PROBLEM TO SOLVE -> Please give the entries again in full and exactly, without any picture.

Data entries
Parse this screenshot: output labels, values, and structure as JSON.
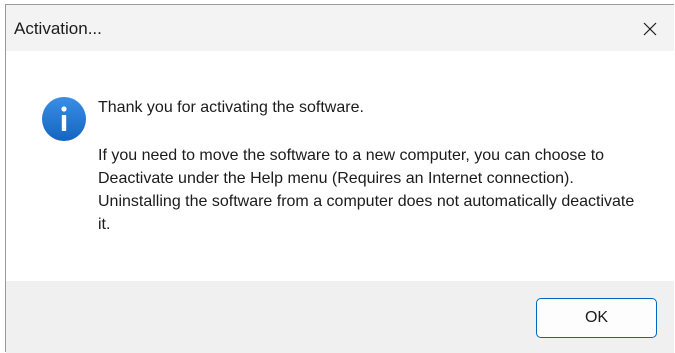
{
  "window": {
    "title": "Activation...",
    "close_icon": "close-icon"
  },
  "message": {
    "icon": "info-icon",
    "line1": "Thank you for activating the software.",
    "body": "If you need to move the software to a new computer, you can choose to Deactivate under the Help menu (Requires an Internet connection). Uninstalling the software from a computer does not automatically deactivate it."
  },
  "buttons": {
    "ok_label": "OK"
  },
  "colors": {
    "accent": "#0067c0",
    "info_icon_fill": "#1e76d3",
    "titlebar_bg": "#f3f3f3",
    "footer_bg": "#f0f0f0"
  }
}
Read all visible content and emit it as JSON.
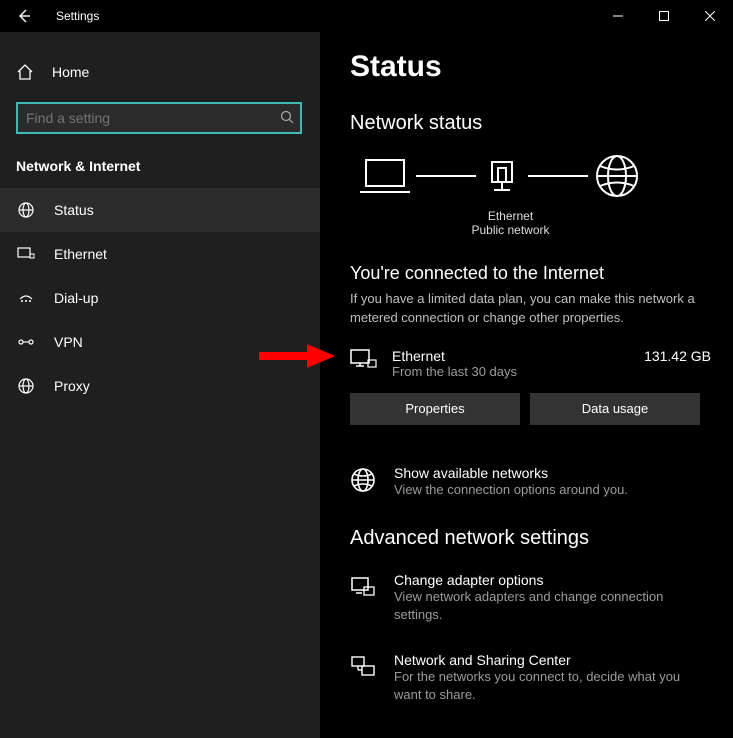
{
  "titlebar": {
    "title": "Settings"
  },
  "sidebar": {
    "home_label": "Home",
    "search_placeholder": "Find a setting",
    "category": "Network & Internet",
    "items": [
      {
        "label": "Status"
      },
      {
        "label": "Ethernet"
      },
      {
        "label": "Dial-up"
      },
      {
        "label": "VPN"
      },
      {
        "label": "Proxy"
      }
    ]
  },
  "main": {
    "page_title": "Status",
    "section_title": "Network status",
    "diagram": {
      "mid_label": "Ethernet",
      "mid_sub": "Public network"
    },
    "headline": "You're connected to the Internet",
    "description": "If you have a limited data plan, you can make this network a metered connection or change other properties.",
    "connection": {
      "name": "Ethernet",
      "sub": "From the last 30 days",
      "usage": "131.42 GB"
    },
    "properties_btn": "Properties",
    "data_usage_btn": "Data usage",
    "available": {
      "title": "Show available networks",
      "sub": "View the connection options around you."
    },
    "advanced_title": "Advanced network settings",
    "adapter": {
      "title": "Change adapter options",
      "sub": "View network adapters and change connection settings."
    },
    "sharing": {
      "title": "Network and Sharing Center",
      "sub": "For the networks you connect to, decide what you want to share."
    }
  }
}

THE RESPONSE ->
Parse this screenshot: output labels, values, and structure as JSON.
{
  "window": {
    "title": "Activation...",
    "close_icon": "close-icon"
  },
  "message": {
    "icon": "info-icon",
    "line1": "Thank you for activating the software.",
    "body": "If you need to move the software to a new computer, you can choose to Deactivate under the Help menu (Requires an Internet connection). Uninstalling the software from a computer does not automatically deactivate it."
  },
  "buttons": {
    "ok_label": "OK"
  },
  "colors": {
    "accent": "#0067c0",
    "info_icon_fill": "#1e76d3",
    "titlebar_bg": "#f3f3f3",
    "footer_bg": "#f0f0f0"
  }
}
Read all visible content and emit it as JSON.
{
  "titlebar": {
    "title": "Settings"
  },
  "sidebar": {
    "home_label": "Home",
    "search_placeholder": "Find a setting",
    "category": "Network & Internet",
    "items": [
      {
        "label": "Status"
      },
      {
        "label": "Ethernet"
      },
      {
        "label": "Dial-up"
      },
      {
        "label": "VPN"
      },
      {
        "label": "Proxy"
      }
    ]
  },
  "main": {
    "page_title": "Status",
    "section_title": "Network status",
    "diagram": {
      "mid_label": "Ethernet",
      "mid_sub": "Public network"
    },
    "headline": "You're connected to the Internet",
    "description": "If you have a limited data plan, you can make this network a metered connection or change other properties.",
    "connection": {
      "name": "Ethernet",
      "sub": "From the last 30 days",
      "usage": "131.42 GB"
    },
    "properties_btn": "Properties",
    "data_usage_btn": "Data usage",
    "available": {
      "title": "Show available networks",
      "sub": "View the connection options around you."
    },
    "advanced_title": "Advanced network settings",
    "adapter": {
      "title": "Change adapter options",
      "sub": "View network adapters and change connection settings."
    },
    "sharing": {
      "title": "Network and Sharing Center",
      "sub": "For the networks you connect to, decide what you want to share."
    }
  }
}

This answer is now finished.